EXERCISE SET.
1. Recast the paragraph under the heading "Expressive Mode" in the voice documentation as a brief bulleted list that keeps its main facts.
2. Extend the voice documentation past its final sentence.

SELECTED EXCERPT.
Skip to main content
Voice format: xAI.Grok.<voice> Five expressive voices with 20+ language support and auto-detected language detection.
Higher latency — Grok voices have higher latency than Ultra. For latency-sensitive applications requiring sub-100ms TTFB, use Ultra.
Grok is the second Expressive Mode provider alongside Ultra, supporting inline speech tags for pauses, laughter, whispers, and emphasis.

Voices

VoiceDescription
xAI.Grok.AraAra — distinct character and tone
xAI.Grok.EveEve — distinct character and tone
xAI.Grok.LeoLeo — distinct character and tone
xAI.Grok.RexRex — distinct character and tone
xAI.Grok.SalSal — distinct character and tone

Expressive Mode

Grok voices support Expressive Mode, letting AI agents dynamically adjust tone and emotion during live conversations. The AI model controls emotional delivery using inline speech tags for pauses, laughter, whispers, and emphasis — without hard-coding emotions into prompts. To enable Expressive Mode, toggle it on in your assistant’s Voice settings.

Stored records.
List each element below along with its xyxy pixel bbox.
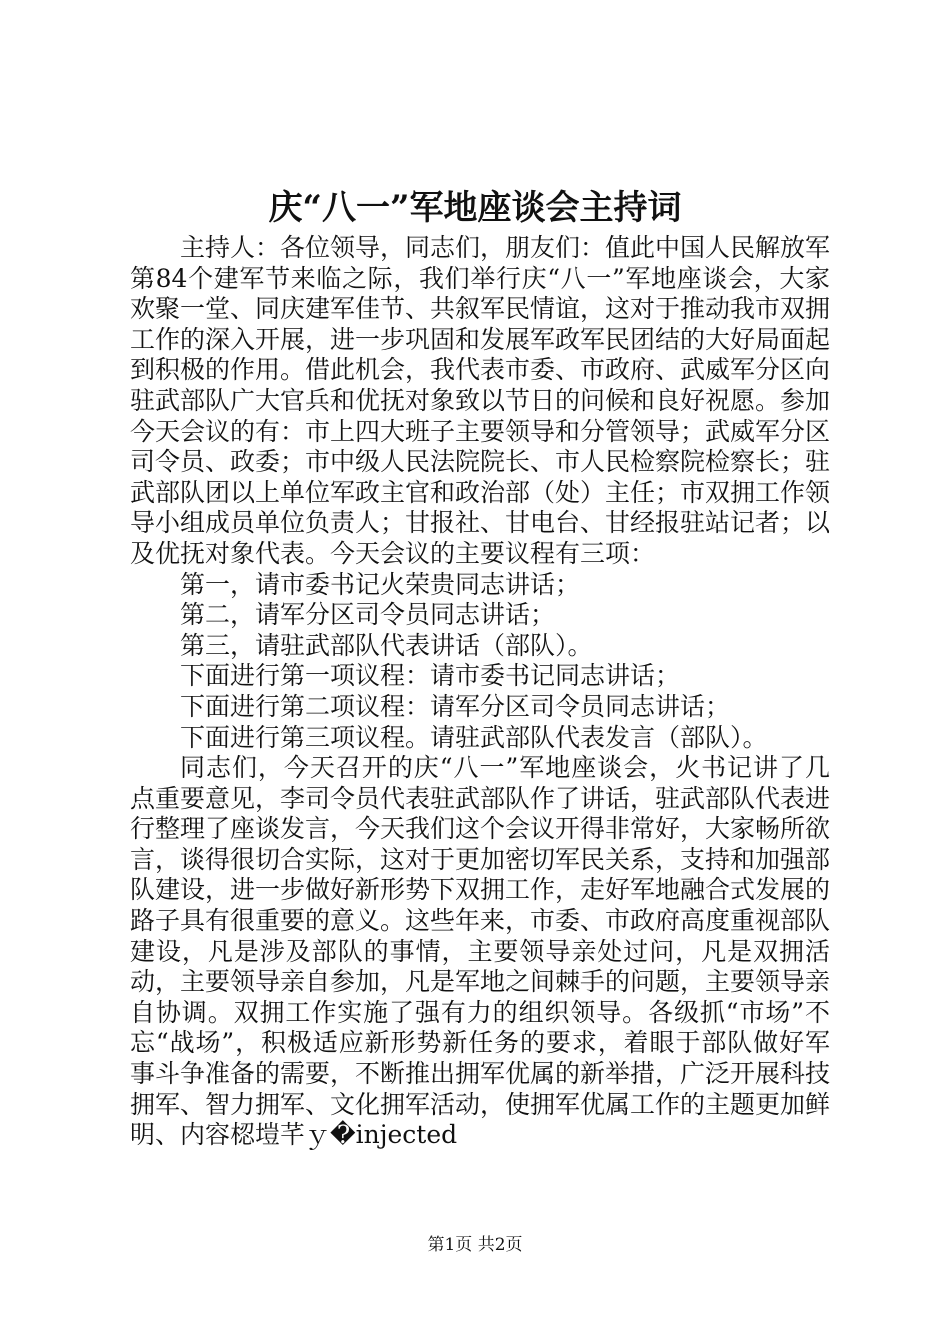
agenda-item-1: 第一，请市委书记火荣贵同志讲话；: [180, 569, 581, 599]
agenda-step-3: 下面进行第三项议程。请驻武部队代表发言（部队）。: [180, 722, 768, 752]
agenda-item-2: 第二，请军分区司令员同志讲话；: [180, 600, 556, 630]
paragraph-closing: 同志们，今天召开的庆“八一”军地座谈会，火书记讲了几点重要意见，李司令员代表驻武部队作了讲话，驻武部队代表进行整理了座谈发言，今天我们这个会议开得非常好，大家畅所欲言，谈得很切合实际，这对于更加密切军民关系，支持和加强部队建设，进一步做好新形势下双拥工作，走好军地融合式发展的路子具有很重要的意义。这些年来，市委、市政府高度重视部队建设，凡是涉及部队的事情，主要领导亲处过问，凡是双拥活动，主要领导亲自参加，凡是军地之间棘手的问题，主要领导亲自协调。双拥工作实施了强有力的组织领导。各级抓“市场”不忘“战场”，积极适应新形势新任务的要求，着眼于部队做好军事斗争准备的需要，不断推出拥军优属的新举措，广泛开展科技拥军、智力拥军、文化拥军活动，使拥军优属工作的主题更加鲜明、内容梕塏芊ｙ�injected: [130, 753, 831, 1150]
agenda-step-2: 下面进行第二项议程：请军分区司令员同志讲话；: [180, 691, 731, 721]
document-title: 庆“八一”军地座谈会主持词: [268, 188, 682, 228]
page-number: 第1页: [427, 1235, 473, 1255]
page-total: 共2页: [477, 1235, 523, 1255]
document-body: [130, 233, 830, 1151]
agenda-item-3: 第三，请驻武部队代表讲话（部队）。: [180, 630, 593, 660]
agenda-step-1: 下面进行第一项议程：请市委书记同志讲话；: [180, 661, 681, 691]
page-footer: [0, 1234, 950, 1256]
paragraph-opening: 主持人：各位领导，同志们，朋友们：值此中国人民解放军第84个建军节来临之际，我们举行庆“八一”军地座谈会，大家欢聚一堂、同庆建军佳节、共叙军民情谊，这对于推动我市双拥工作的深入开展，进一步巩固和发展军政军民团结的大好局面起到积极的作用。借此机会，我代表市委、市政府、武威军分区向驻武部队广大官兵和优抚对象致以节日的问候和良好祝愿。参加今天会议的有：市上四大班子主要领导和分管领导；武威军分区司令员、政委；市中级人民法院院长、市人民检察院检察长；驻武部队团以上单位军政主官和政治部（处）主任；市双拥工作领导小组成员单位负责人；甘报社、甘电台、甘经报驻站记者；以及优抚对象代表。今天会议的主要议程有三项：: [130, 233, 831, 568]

* * *

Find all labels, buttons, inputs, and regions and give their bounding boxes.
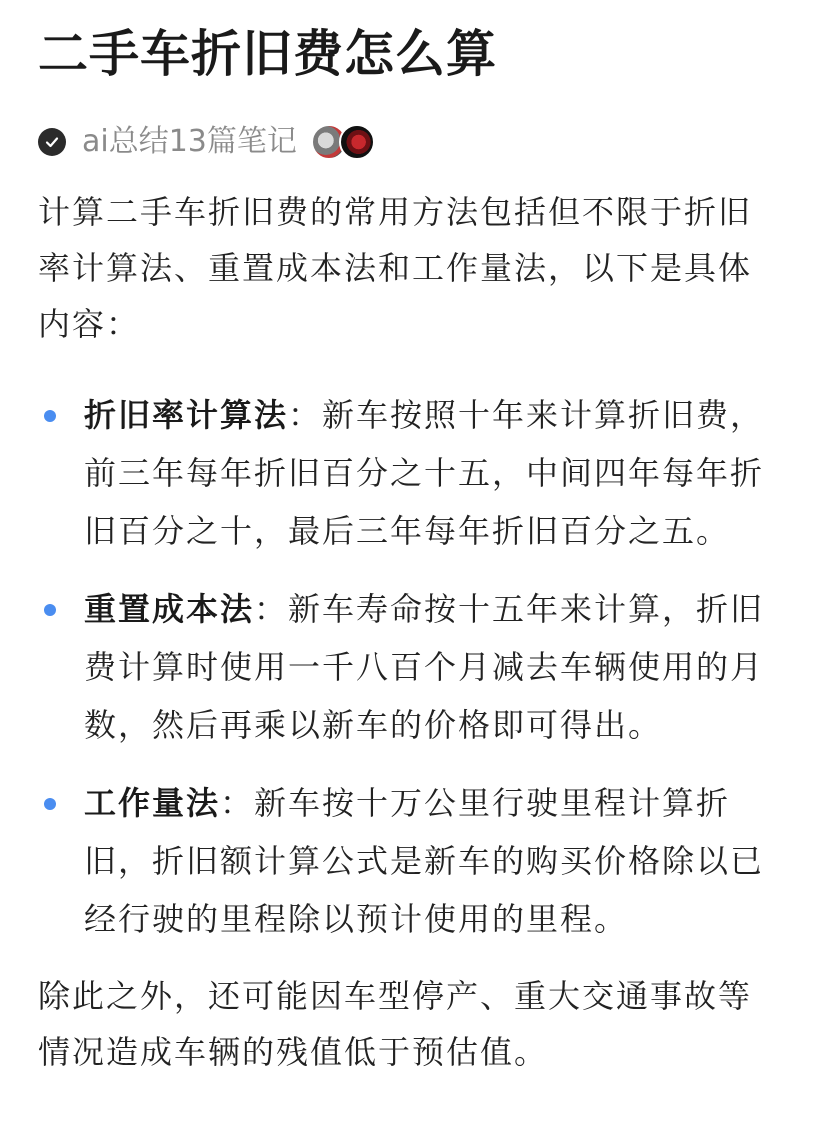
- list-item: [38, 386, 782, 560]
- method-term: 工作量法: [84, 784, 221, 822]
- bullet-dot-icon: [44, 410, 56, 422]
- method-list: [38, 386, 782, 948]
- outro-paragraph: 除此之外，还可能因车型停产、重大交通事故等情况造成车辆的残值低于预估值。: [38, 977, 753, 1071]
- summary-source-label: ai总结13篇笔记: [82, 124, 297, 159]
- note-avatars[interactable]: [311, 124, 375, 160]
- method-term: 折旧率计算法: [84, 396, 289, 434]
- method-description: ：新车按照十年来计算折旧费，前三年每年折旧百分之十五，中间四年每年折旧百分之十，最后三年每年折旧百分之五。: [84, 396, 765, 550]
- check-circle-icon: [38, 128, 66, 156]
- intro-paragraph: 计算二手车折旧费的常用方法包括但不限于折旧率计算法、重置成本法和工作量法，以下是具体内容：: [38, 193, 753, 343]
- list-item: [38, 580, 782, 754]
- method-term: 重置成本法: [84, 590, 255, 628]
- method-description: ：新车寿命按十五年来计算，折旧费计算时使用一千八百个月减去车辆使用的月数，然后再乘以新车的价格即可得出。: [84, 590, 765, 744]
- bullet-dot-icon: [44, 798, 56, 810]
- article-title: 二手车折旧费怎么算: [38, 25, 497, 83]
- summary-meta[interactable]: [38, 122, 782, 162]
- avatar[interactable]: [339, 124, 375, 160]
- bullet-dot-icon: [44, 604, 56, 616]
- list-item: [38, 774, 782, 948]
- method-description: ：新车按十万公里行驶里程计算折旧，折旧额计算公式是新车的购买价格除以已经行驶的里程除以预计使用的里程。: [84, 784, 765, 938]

ANSWERS TO THE EXERCISES.
1.
- These voices support Expressive Mode, which lets AI agents adjust tone and emotion dynamically during live conversations.
- The AI model controls emotional delivery through inline speech tags for pauses, laughter, whispers, and emphasis.
- Emotions do not need to be hard-coded into prompts.
- Expressive Mode is enabled by toggling it on in the assistant's Voice settings.

2.
Language Support

Grok voices support 20+ languages with auto-detected language support and BCP-47 code support for consistent output.

On-Network Processing

Grok voices run through Telnyx-hosted models, keeping audio and inference on the same private backbone.

Getting Started

  1. Go to Mission Control → AI → Assistants → select your assistant → Voice tab.
  2. Select an xAI Grok voice (Ara, Eve, Leo, Rex, or Sal).
  3. Toggle Expressive Mode on.
  4. Save your assistant.